- _GIVEN TEXT_:
⁂

Automating File and Folder Operations
The pathlib module (Python 3.4+) provides an object-oriented interface for working with file paths that is far more readable than the older os.path approach. Combined with shutil for copy/move operations, these two modules cover 90% of file automation tasks.
Finding and Filtering Files with pathlib
The glob() and rglob() methods on a Path object let you find files matching a pattern across an entire directory tree. glob() searches one level deep; rglob() (recursive glob) searches all subdirectories:
# find_files.py
from pathlib import Path
base = Path("/tmp/project") # change to your actual folder
# Find all Python files in this folder only
py_files = list(base.glob("*.py"))
print("Python files (top-level):", [f.name for f in py_files])
# Find all log files anywhere in the tree
log_files = list(base.rglob("*.log"))
print("Log files (all depths):", [f.relative_to(base) for f in log_files])
# Find files larger than 1 MB
large_files = [f for f in base.rglob("*") if f.is_file() and f.stat().st_size > 1_000_000]
print("Files over 1MB:", [f.name for f in large_files])
Output (example):
Python files (top-level): ['app.py', 'utils.py', 'config.py']
Log files (all depths): [PosixPath('logs/app.log'), PosixPath('logs/error.log')]
Files over 1MB: ['dataset.csv', 'backup.tar.gz']
f.stat().st_size returns the file size in bytes. The expression f.relative_to(base) strips the base directory from the path so you see logs/app.log instead of the full absolute path. Both are useful for building reports of what your script found before it starts moving anything.
Renaming and Copying Files Safely
Before moving or renaming files in an automation script, always check whether the destination already exists. Blindly overwriting a file can cause data loss that is impossible to reverse:
# safe_copy.py
from pathlib import Path
import shutil
def safe_copy(src: Path, dest_dir: Path) -> Path:
"""Copy src into dest_dir, appending a counter if the name already exists."""
dest_dir.mkdir(parents=True, exist_ok=True)
dest = dest_dir / src.name
if dest.exists():
counter = 1
while dest.exists():
stem = src.stem
dest = dest_dir / f"{stem}_{counter}{src.suffix}"
counter += 1
shutil.copy2(str(src), dest) # copy2 preserves metadata (timestamps)
return dest
# Demo
src_file = Path("/tmp/report.pdf")
src_file.write_text("dummy content") # create test file
result = safe_copy(src_file, Path("/tmp/archive"))
print(f"Copied to: {result}")
result2 = safe_copy(src_file, Path("/tmp/archive")) # simulate duplicate
print(f"Duplicate handled: {result2}")
Output:
Copied to: /tmp/archive/report.pdf
Duplicate handled: /tmp/archive/report_1.pdf
The shutil.copy2() function copies the file content AND preserves the original modification time, which is important when you want archive copies to retain their original dates. The counter loop ensures you never silently overwrite an existing file — a critical safety net for any file automation script.

⁂

- _RECORD EXTRACTS_:
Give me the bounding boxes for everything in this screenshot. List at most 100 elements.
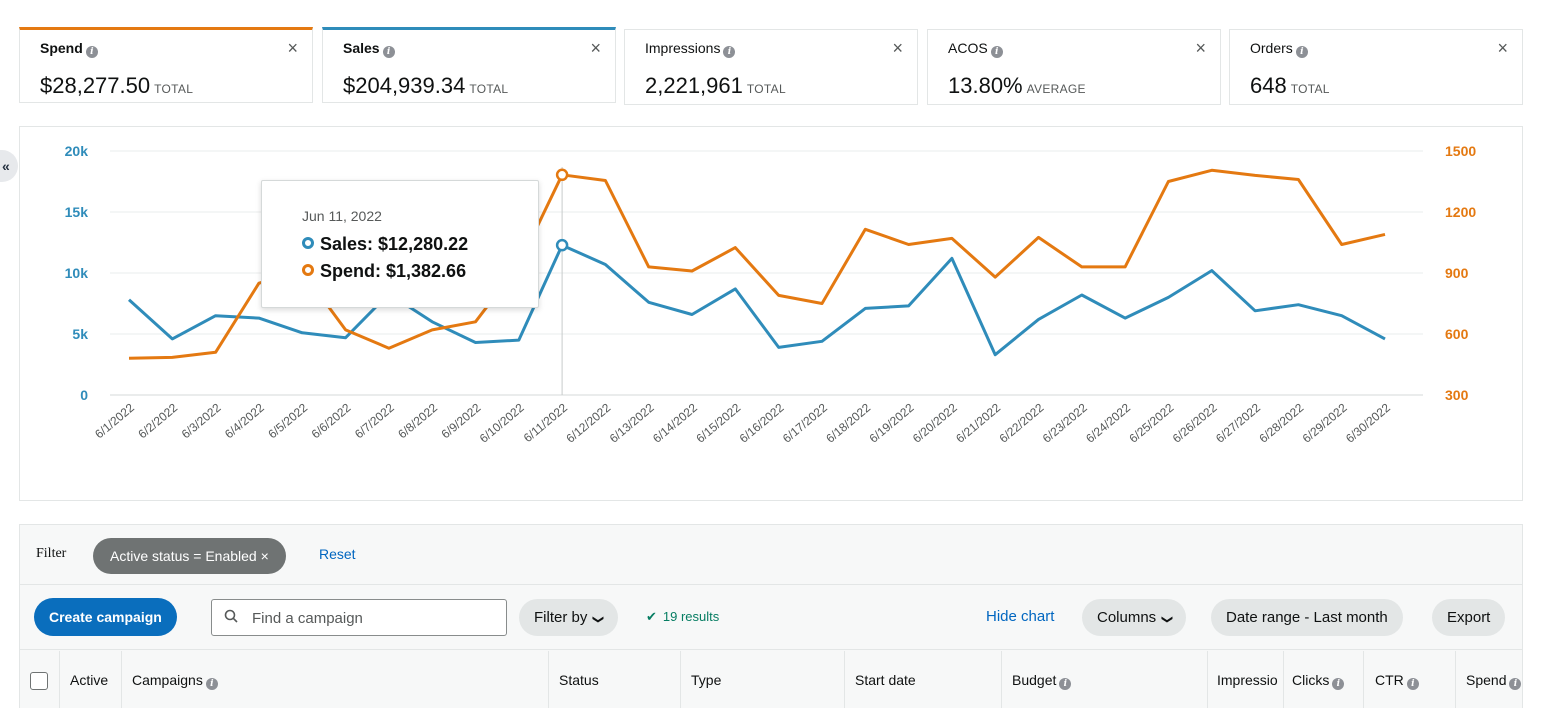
column-header-spend[interactable]: Spend i (1456, 651, 1524, 708)
metric-card-spend[interactable]: Spend i × $28,277.50 TOTAL (19, 27, 313, 103)
right-axis-tick-label: 1500 (1445, 143, 1476, 159)
info-icon[interactable]: i (1332, 678, 1345, 690)
x-axis-tick-label: 6/18/2022 (823, 400, 873, 445)
chart-panel: 0 300 5k 600 10k 900 15k 1200 20k 1500 6/1/2022 6/2… (19, 126, 1523, 501)
metric-value: 2,221,961 TOTAL (645, 73, 786, 98)
metric-card-impressions[interactable]: Impressions i × 2,221,961 TOTAL (624, 29, 918, 105)
metric-value: $28,277.50 TOTAL (40, 73, 194, 98)
x-axis-tick-label: 6/19/2022 (867, 400, 917, 445)
results-count: ✔ 19 results (646, 609, 720, 624)
table-toolbar: Create campaign Find a campaign Filter b… (20, 586, 1522, 650)
tooltip-spend: Spend: $1,382.66 (302, 261, 466, 282)
column-header-campaigns[interactable]: Campaigns i (122, 651, 549, 708)
search-placeholder: Find a campaign (252, 610, 363, 627)
x-axis-tick-label: 6/23/2022 (1040, 400, 1090, 445)
spend-dot-icon (302, 264, 314, 276)
close-icon[interactable]: × (1195, 38, 1206, 58)
x-axis-tick-label: 6/5/2022 (265, 400, 310, 441)
right-axis-tick-label: 300 (1445, 387, 1469, 403)
filter-chip-active-status[interactable]: Active status = Enabled × (93, 538, 286, 574)
x-axis-tick-label: 6/2/2022 (135, 400, 180, 441)
info-icon[interactable]: i (1295, 46, 1308, 58)
column-header-start-date[interactable]: Start date (845, 651, 1002, 708)
x-axis-tick-label: 6/15/2022 (693, 400, 743, 445)
close-icon[interactable]: × (892, 38, 903, 58)
x-axis-tick-label: 6/24/2022 (1083, 400, 1133, 445)
search-icon (224, 609, 238, 623)
hide-chart-link[interactable]: Hide chart (986, 608, 1055, 625)
info-icon[interactable]: i (723, 46, 736, 58)
metric-card-acos[interactable]: ACOS i × 13.80% AVERAGE (927, 29, 1221, 105)
filter-by-button[interactable]: Filter by ❯ (519, 599, 618, 636)
metric-card-orders[interactable]: Orders i × 648 TOTAL (1229, 29, 1523, 105)
x-axis-tick-label: 6/21/2022 (953, 400, 1003, 445)
info-icon[interactable]: i (1509, 678, 1522, 690)
x-axis-tick-label: 6/26/2022 (1170, 400, 1220, 445)
column-header-active[interactable]: Active (60, 651, 122, 708)
metric-value: $204,939.34 TOTAL (343, 73, 509, 98)
tooltip-date: Jun 11, 2022 (302, 208, 382, 224)
info-icon[interactable]: i (85, 46, 98, 58)
info-icon[interactable]: i (382, 46, 395, 58)
right-axis-tick-label: 600 (1445, 326, 1469, 342)
metric-title: Orders i (1250, 40, 1308, 58)
x-axis-tick-label: 6/16/2022 (737, 400, 787, 445)
x-axis-tick-label: 6/25/2022 (1126, 400, 1176, 445)
x-axis-tick-label: 6/17/2022 (780, 400, 830, 445)
table-header: Active Campaigns i Status Type Start date… (20, 651, 1522, 708)
x-axis-tick-label: 6/14/2022 (650, 400, 700, 445)
chevron-down-icon: ❯ (592, 614, 605, 625)
info-icon[interactable]: i (990, 46, 1003, 58)
x-axis-tick-label: 6/6/2022 (309, 400, 354, 441)
x-axis-tick-label: 6/13/2022 (607, 400, 657, 445)
highlight-point-spend (555, 168, 569, 182)
column-header-type[interactable]: Type (681, 651, 845, 708)
info-icon[interactable]: i (1406, 678, 1419, 690)
left-axis-tick-label: 15k (65, 204, 89, 220)
left-axis-tick-label: 5k (72, 326, 88, 342)
create-campaign-button[interactable]: Create campaign (34, 598, 177, 636)
x-axis-tick-label: 6/29/2022 (1300, 400, 1350, 445)
column-header-status[interactable]: Status (549, 651, 681, 708)
close-icon[interactable]: × (590, 38, 601, 58)
column-header-budget[interactable]: Budget i (1002, 651, 1208, 708)
filter-label: Filter (36, 546, 67, 561)
close-icon[interactable]: × (1497, 38, 1508, 58)
x-axis-tick-label: 6/22/2022 (997, 400, 1047, 445)
left-axis-tick-label: 20k (65, 143, 89, 159)
series-line-sales (127, 243, 1386, 357)
select-all-cell (20, 651, 60, 708)
search-input[interactable]: Find a campaign (211, 599, 507, 636)
x-axis-tick-label: 6/12/2022 (563, 400, 613, 445)
filter-row: Filter Active status = Enabled × Reset (20, 525, 1522, 585)
series-line-spend (128, 168, 1386, 360)
right-axis-tick-label: 900 (1445, 265, 1469, 281)
column-header-clicks[interactable]: Clicks i (1284, 651, 1364, 708)
check-icon: ✔ (646, 609, 657, 624)
metric-value: 13.80% AVERAGE (948, 73, 1086, 98)
info-icon[interactable]: i (1059, 678, 1072, 690)
select-all-checkbox[interactable] (30, 672, 48, 690)
highlight-point-sales (555, 238, 569, 252)
reset-filter-link[interactable]: Reset (319, 546, 356, 562)
sales-dot-icon (302, 237, 314, 249)
x-axis-tick-label: 6/20/2022 (910, 400, 960, 445)
metric-value: 648 TOTAL (1250, 73, 1330, 98)
metric-title: Sales i (343, 40, 395, 58)
right-axis-tick-label: 1200 (1445, 204, 1476, 220)
column-header-impressions[interactable]: Impressio (1208, 651, 1284, 708)
date-range-button[interactable]: Date range - Last month (1211, 599, 1403, 636)
info-icon[interactable]: i (205, 678, 218, 690)
close-icon[interactable]: × (287, 38, 298, 58)
collapse-sidebar-button[interactable]: « (0, 150, 18, 182)
x-axis-tick-label: 6/30/2022 (1343, 400, 1393, 445)
column-header-ctr[interactable]: CTR i (1364, 651, 1456, 708)
metric-title: Spend i (40, 40, 98, 58)
metric-title: Impressions i (645, 40, 736, 58)
x-axis-tick-label: 6/4/2022 (222, 400, 267, 441)
columns-button[interactable]: Columns ❯ (1082, 599, 1187, 636)
export-button[interactable]: Export (1432, 599, 1506, 636)
metric-card-sales[interactable]: Sales i × $204,939.34 TOTAL (322, 27, 616, 103)
x-axis-tick-label: 6/7/2022 (352, 400, 397, 441)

⁂

- _LIST OF TASKS_:
1) Format everything in the records from the line containing "column-header-spend[interactable]: Spend i" down to the line containing "search-placeholder: Find a" as a Markdown table with columns titled No. and Entry, numbering each row and omitting blank lines.
2) Resume the text on Python file automation from the point at which it stops.

- _ANSWERS FOR THE TASKS_:
1)
| No. | Entry |
|---|---|
| 1 | column-header-spend[interactable]: Spend i (1456, 651, 1524, 708) |
| 2 | metric-card-spend[interactable]: Spend i × $28,277.50 TOTAL (19, 27, 313, 103) |
| 3 | right-axis-tick-label: 1500 (1445, 143, 1476, 159) |
| 4 | info-icon[interactable]: i (1332, 678, 1345, 690) |
| 5 | x-axis-tick-label: 6/18/2022 (823, 400, 873, 445) |
| 6 | chart-panel: 0 300 5k 600 10k 900 15k 1200 20k 1500 6/1/2022 6/2… (19, 126, 1523, 501) |
| 7 | metric-value: 2,221,961 TOTAL (645, 73, 786, 98) |
| 8 | metric-card-impressions[interactable]: Impressions i × 2,221,961 TOTAL (624, 29, 918, 105) |
| 9 | metric-value: $28,277.50 TOTAL (40, 73, 194, 98) |
| 10 | x-axis-tick-label: 6/19/2022 (867, 400, 917, 445) |
| 11 | results-count: ✔ 19 results (646, 609, 720, 624) |
| 12 | table-toolbar: Create campaign Find a campaign Filter b… (20, 586, 1522, 650) |
| 13 | tooltip-spend: Spend: $1,382.66 (302, 261, 466, 282) |
| 14 | column-header-campaigns[interactable]: Campaigns i (122, 651, 549, 708) |
| 15 | search-placeholder: Find a campaign (252, 610, 363, 627) |

2)
Automating Web Data Collection
Web scraping lets your scripts pull data from websites automatically. The standard approach uses requests to download HTML and BeautifulSoup to parse it. Install both with pip install requests beautifulsoup4.
Fetching and Parsing a Web Page
We will use quotes.toscrape.com, a site built specifically for scraping practice. It serves reliable HTML with a stable structure, so this code will continue to work without modification.
Here is the HTML structure of each quote on that page, so you can see exactly what the selectors are targeting:
<!-- HTML structure of each quote on quotes.toscrape.com -->
<div class="quote">
<span class="text">"The world as we have created it..."</span>
<span>
by <small class="author">Albert Einstein</small>
</span>
<div class="tags">
<a class="tag" href="/tag/change/page/1/">change</a>
</div>
</div>
Now the scraping code:
# scrape_quotes.py
import requests
from bs4 import BeautifulSoup
def scrape_quotes(url: str) -> list[dict]:
response = requests.get(url, timeout=10)
response.raise_for_status() # raises HTTPError for 4xx/5xx responses
soup = BeautifulSoup(response.text, "html.parser")
results = []
for quote_div in soup.select("div.quote"):
text_elem = quote_div.select_one("span.text")
author_elem = quote_div.select_one("small.author")
tag_elems = quote_div.select("a.tag")
# Defensive: check before accessing .text
text = text_elem.text.strip() if text_elem else "Unknown"
author = author_elem.text.strip() if author_elem else "Unknown"
tags = [t.text for t in tag_elems]
results.append({"quote": text, "author": author, "tags": tags})
return results
quotes = scrape_quotes("https://quotes.toscrape.com")
for q in quotes[:3]:
print(f'{q["author"]}: {q["quote"][:60]}...')
print(f' Tags: {", ".join(q["tags"])}')
print()
Output:
Albert Einstein: "The world as we have created it is a process of...
Tags: change, deep-thoughts, thinking, world
J.K. Rowling: "It is our choices, Harry, that show what we truly a...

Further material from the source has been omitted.